The Support Stack: The Part Most MSPs Skip
Here’s where things get more interesting, and honestly, more impactful.
Your support stack is how you deliver service. It’s the processes, access patterns, and workflows your team uses to support clients. If this isn’t standardized, you can’t scale. Your techs end up needing to know each client individually. They have to sift through tribal knowledge in everyone’s heads before they can solve anything. This creates process debt, and it compounds the same way technical debt does.
The three support standards I’d focus on first:
Remote access. With remote work being a permanent reality, this matters. Does your team connect the same way across clients? Do clients know how to work remotely when they need to? Whether it’s zero-trust VPN architecture or a standardized cloud access model, your answer should be the same for as many clients as possible. Clients who had this dialed in before the pandemic were in a much better position when everyone went home. Don’t wait for the next disruption to figure this out. Or, if you’re like me and a good chunk of the year is cold and snowy this becomes a reality every single year, even if you do work in an office.

* * * * *

◆ WHAT TO DO ◆
**A.** From the support stack text, output the passage from "The Support Stack: The" up to and including "technical debt does.".
**B.** Using the support stack text, answer each of the following:
(i) According to the text, the same way as what does process debt compound?
(ii) How many support standards does the author say to focus on first?
(iii) What two options does the text name for how a team might handle remote access?
**C.** Write the next part of the support stack text, starting after its final sentence.

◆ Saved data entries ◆
* * * * *

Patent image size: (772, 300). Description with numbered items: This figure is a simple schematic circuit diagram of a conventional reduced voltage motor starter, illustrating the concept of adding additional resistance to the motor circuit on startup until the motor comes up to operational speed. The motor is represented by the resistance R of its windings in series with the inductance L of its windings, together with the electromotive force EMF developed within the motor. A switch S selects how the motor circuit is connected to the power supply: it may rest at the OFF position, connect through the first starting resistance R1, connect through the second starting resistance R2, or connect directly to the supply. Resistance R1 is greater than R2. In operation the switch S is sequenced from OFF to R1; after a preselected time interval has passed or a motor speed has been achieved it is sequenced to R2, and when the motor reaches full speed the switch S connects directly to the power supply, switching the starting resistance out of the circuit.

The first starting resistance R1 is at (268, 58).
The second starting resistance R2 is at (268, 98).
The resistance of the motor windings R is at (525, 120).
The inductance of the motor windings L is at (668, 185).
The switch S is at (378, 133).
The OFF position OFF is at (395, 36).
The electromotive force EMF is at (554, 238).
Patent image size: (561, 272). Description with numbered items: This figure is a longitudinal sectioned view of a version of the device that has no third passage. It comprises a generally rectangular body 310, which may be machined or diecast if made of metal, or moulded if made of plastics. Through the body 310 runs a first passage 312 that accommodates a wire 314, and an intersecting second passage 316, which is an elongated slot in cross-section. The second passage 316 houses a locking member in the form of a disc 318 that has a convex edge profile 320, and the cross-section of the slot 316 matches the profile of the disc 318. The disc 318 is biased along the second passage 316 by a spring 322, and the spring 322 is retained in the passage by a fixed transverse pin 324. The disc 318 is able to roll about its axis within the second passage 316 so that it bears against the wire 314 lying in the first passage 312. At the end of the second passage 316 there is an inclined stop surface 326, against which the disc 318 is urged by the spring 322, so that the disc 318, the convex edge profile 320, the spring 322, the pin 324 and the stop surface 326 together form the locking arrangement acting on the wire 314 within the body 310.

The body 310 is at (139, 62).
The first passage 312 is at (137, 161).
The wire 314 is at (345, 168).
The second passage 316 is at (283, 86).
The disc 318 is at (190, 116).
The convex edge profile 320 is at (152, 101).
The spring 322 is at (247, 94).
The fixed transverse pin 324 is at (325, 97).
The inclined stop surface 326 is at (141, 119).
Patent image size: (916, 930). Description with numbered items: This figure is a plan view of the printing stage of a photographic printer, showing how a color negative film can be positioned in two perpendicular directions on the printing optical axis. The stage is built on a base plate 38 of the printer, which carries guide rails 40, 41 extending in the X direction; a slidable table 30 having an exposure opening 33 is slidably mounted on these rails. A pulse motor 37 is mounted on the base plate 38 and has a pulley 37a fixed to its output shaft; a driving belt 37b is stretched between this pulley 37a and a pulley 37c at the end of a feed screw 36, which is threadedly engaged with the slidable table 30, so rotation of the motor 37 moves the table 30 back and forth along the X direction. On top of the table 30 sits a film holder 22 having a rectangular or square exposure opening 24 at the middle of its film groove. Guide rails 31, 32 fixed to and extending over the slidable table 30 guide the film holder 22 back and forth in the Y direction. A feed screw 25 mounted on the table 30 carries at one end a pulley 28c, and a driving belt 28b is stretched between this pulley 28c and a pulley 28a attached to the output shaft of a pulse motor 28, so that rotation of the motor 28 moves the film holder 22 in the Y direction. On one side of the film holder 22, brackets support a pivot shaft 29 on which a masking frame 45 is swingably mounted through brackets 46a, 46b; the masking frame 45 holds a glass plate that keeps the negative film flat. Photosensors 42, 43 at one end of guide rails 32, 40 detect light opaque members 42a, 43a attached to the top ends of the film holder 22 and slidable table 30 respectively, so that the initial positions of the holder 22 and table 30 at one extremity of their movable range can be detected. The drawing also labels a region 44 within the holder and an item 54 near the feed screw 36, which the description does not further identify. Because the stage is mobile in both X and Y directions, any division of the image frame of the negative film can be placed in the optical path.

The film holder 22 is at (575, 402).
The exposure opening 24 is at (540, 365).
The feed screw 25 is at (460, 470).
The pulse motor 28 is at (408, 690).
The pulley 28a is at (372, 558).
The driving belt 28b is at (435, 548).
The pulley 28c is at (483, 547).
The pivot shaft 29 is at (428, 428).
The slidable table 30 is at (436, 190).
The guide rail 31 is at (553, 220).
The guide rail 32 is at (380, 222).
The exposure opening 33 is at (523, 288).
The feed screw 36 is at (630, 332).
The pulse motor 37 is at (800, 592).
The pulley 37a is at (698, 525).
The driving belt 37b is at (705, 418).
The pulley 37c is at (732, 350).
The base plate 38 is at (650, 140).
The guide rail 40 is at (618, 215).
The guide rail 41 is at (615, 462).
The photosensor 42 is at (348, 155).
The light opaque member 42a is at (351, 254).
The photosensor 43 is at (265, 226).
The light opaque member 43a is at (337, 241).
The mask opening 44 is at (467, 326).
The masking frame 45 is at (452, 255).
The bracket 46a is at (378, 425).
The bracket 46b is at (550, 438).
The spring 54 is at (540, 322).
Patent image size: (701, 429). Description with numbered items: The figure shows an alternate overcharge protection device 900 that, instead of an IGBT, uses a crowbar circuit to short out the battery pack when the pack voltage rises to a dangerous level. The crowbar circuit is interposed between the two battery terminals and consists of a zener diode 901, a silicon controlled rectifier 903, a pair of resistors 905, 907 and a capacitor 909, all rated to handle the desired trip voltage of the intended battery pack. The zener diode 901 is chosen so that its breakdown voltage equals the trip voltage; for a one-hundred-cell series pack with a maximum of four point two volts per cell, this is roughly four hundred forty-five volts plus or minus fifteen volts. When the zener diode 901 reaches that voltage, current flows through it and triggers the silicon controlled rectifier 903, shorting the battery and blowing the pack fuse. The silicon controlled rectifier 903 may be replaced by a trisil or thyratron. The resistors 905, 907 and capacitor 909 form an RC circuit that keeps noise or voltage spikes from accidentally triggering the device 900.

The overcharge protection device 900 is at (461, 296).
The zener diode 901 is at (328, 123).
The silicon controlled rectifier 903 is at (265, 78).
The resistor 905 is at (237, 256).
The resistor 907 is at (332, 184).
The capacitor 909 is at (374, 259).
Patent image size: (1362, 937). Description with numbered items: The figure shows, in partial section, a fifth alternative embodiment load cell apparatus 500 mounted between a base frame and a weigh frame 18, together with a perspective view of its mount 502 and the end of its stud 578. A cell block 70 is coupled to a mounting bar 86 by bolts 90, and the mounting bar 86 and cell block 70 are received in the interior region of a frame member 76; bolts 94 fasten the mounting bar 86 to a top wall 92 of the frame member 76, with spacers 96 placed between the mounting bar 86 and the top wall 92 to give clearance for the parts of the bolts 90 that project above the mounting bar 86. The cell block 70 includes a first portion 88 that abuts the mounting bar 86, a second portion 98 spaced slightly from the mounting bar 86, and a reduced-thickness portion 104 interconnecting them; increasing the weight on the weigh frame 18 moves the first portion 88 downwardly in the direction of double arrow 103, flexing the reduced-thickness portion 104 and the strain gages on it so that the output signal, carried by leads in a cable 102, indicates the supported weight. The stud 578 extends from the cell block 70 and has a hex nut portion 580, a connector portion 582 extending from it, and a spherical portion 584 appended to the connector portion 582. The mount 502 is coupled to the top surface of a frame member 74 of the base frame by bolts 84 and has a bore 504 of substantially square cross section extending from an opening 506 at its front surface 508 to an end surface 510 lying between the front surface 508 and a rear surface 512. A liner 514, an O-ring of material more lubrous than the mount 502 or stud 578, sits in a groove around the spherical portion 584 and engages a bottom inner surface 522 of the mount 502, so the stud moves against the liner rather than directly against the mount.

* * * * *

◆ TASK RESPONSES ◆
**A.**
The Support Stack: The Part Most MSPs Skip
Here’s where things get more interesting, and honestly, more impactful.
Your support stack is how you deliver service. It’s the processes, access patterns, and workflows your team uses to support clients. If this isn’t standardized, you can’t scale. Your techs end up needing to know each client individually. They have to sift through tribal knowledge in everyone’s heads before they can solve anything. This creates process debt, and it compounds the same way technical debt does.

**B.**
(i) Technical debt.
(ii) Three.
(iii) Zero-trust VPN architecture or a standardized cloud access model.

**C.**
File access. Where are the files? Is it a network drive? SharePoint? SharePoint mapped as a drive via OneDrive? Whatever you choose, it should be the same answer for every client. When it is, your backup solution can cover it consistently, your team knows exactly where to look, and onboarding new users at a client becomes repeatable.
Password resets. This is one of the highest-frequency support interactions you’ll have. If your team has to remember a different process for each client, that’s friction added to every single one of those tickets. Standardize it. Self-service resets, call-in verification, whatever works — just make it consistent.
Getting There With Existing Clients
If you’re reading this thinking about a backlog of existing clients who aren’t compliant with any of this, that’s okay. The right time to plant a tree was twenty years ago. The second-best time is today.
Pick the dependency that unlocks everything else and start there. Active Directory and identity management tends to be the first domino because file access, remote access, and password resets all tie back to it. From there, work the roadmap systematically.
You don’t have to do it all at once. Re-onboarding one client a month, or even one every two months, is real progress. You’ll chip away at the backlog, solve problems systematically, and free your team up in the process.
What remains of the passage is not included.